* begin Material for this exercise *

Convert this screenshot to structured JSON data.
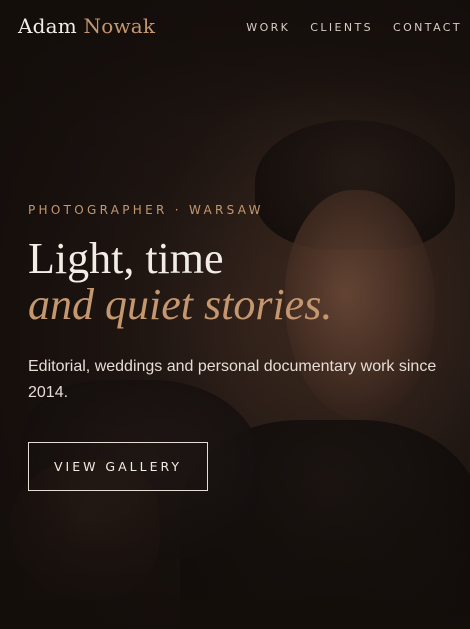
{
  "nav": {
    "brand_first": "Adam",
    "brand_last": "Nowak",
    "links": [
      "WORK",
      "CLIENTS",
      "CONTACT"
    ]
  },
  "hero": {
    "eyebrow": "PHOTOGRAPHER · WARSAW",
    "headline_line1": "Light, time",
    "headline_line2": "and quiet stories.",
    "lede": "Editorial, weddings and personal documentary work since 2014.",
    "cta_label": "VIEW GALLERY",
    "background_image": "photographer-holding-camera"
  },
  "colors": {
    "accent": "#c4976f",
    "text_primary": "#f2ece6",
    "background": "#1a1411"
  }
}
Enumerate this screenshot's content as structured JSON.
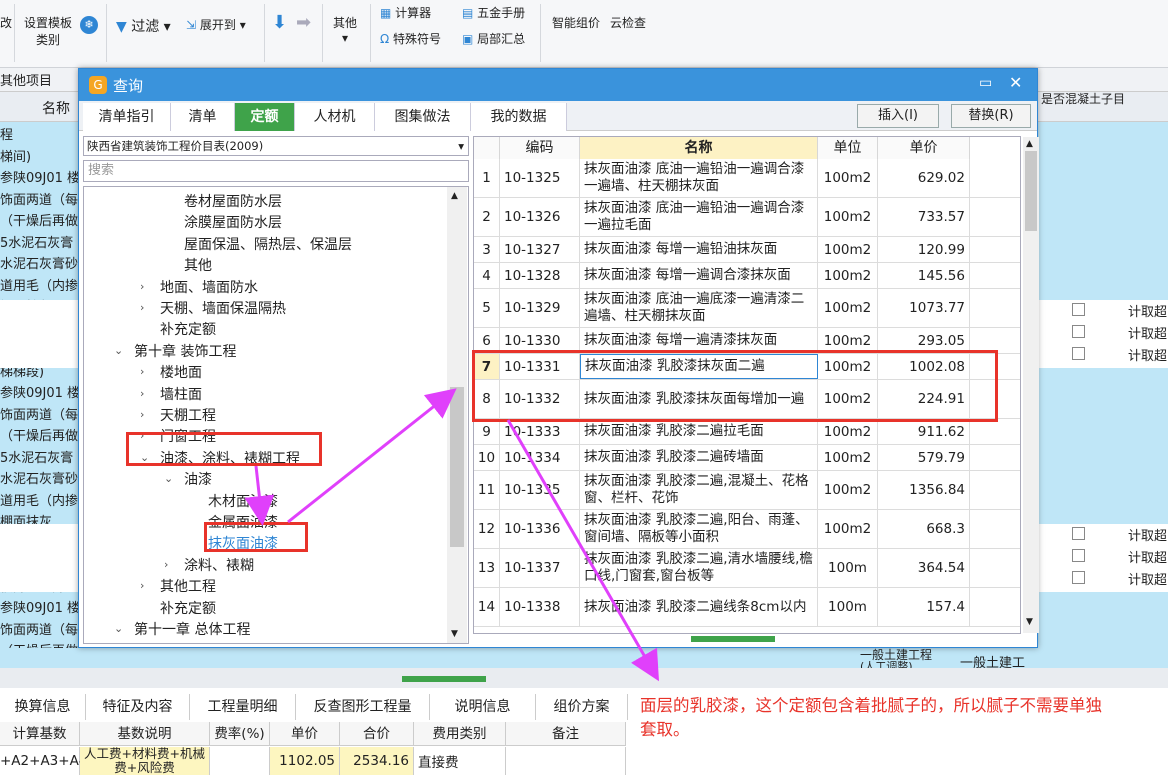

* end Material for this exercise *

Required task
Without the pictures, transcribe the listing above exactly.

Written solution
Convert this screenshot to structured JSON data.
{
  "nav": {
    "brand_first": "Adam",
    "brand_last": "Nowak",
    "links": [
      "WORK",
      "CLIENTS",
      "CONTACT"
    ]
  },
  "hero": {
    "eyebrow": "PHOTOGRAPHER · WARSAW",
    "headline_line1": "Light, time",
    "headline_line2": "and quiet stories.",
    "lede": "Editorial, weddings and personal documentary work since 2014.",
    "cta_label": "VIEW GALLERY",
    "background_image": "photographer-holding-camera"
  },
  "colors": {
    "accent": "#c4976f",
    "text_primary": "#f2ece6",
    "background": "#1a1411"
  }
}
Enumerate this screenshot's content as structured JSON.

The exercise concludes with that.